⟨

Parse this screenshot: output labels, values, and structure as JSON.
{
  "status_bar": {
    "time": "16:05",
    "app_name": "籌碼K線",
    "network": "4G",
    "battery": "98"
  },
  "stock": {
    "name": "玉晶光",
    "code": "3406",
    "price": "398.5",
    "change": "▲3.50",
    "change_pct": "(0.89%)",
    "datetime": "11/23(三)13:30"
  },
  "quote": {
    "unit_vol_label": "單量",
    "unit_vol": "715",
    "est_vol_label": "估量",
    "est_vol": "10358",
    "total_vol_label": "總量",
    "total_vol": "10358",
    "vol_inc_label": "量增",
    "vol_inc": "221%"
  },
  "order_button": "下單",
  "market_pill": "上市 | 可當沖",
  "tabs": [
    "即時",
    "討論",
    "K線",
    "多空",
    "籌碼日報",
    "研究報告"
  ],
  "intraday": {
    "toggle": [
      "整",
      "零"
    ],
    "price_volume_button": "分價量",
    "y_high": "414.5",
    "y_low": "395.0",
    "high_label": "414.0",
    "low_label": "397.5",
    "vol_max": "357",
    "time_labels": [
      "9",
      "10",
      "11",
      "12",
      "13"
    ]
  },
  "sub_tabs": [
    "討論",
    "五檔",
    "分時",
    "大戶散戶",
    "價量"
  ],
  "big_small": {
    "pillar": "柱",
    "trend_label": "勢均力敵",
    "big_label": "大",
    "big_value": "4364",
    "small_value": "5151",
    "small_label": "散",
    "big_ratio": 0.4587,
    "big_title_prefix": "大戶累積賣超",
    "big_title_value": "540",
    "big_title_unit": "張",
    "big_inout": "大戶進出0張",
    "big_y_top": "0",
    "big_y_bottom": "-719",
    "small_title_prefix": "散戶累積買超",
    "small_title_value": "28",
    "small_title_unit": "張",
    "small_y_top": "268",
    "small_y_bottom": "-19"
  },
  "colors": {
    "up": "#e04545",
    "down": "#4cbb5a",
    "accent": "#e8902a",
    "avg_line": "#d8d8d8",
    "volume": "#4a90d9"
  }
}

⟩

Exercise prompt: Extract all of the data shown above and repeat it verbatim.

Solution below:
Parse this screenshot: output labels, values, and structure as JSON.
{
  "status_bar": {
    "time": "16:05",
    "app_name": "籌碼K線",
    "network": "4G",
    "battery": "98"
  },
  "stock": {
    "name": "玉晶光",
    "code": "3406",
    "price": "398.5",
    "change": "▲3.50",
    "change_pct": "(0.89%)",
    "datetime": "11/23(三)13:30"
  },
  "quote": {
    "unit_vol_label": "單量",
    "unit_vol": "715",
    "est_vol_label": "估量",
    "est_vol": "10358",
    "total_vol_label": "總量",
    "total_vol": "10358",
    "vol_inc_label": "量增",
    "vol_inc": "221%"
  },
  "order_button": "下單",
  "market_pill": "上市 | 可當沖",
  "tabs": [
    "即時",
    "討論",
    "K線",
    "多空",
    "籌碼日報",
    "研究報告"
  ],
  "intraday": {
    "toggle": [
      "整",
      "零"
    ],
    "price_volume_button": "分價量",
    "y_high": "414.5",
    "y_low": "395.0",
    "high_label": "414.0",
    "low_label": "397.5",
    "vol_max": "357",
    "time_labels": [
      "9",
      "10",
      "11",
      "12",
      "13"
    ]
  },
  "sub_tabs": [
    "討論",
    "五檔",
    "分時",
    "大戶散戶",
    "價量"
  ],
  "big_small": {
    "pillar": "柱",
    "trend_label": "勢均力敵",
    "big_label": "大",
    "big_value": "4364",
    "small_value": "5151",
    "small_label": "散",
    "big_ratio": 0.4587,
    "big_title_prefix": "大戶累積賣超",
    "big_title_value": "540",
    "big_title_unit": "張",
    "big_inout": "大戶進出0張",
    "big_y_top": "0",
    "big_y_bottom": "-719",
    "small_title_prefix": "散戶累積買超",
    "small_title_value": "28",
    "small_title_unit": "張",
    "small_y_top": "268",
    "small_y_bottom": "-19"
  },
  "colors": {
    "up": "#e04545",
    "down": "#4cbb5a",
    "accent": "#e8902a",
    "avg_line": "#d8d8d8",
    "volume": "#4a90d9"
  }
}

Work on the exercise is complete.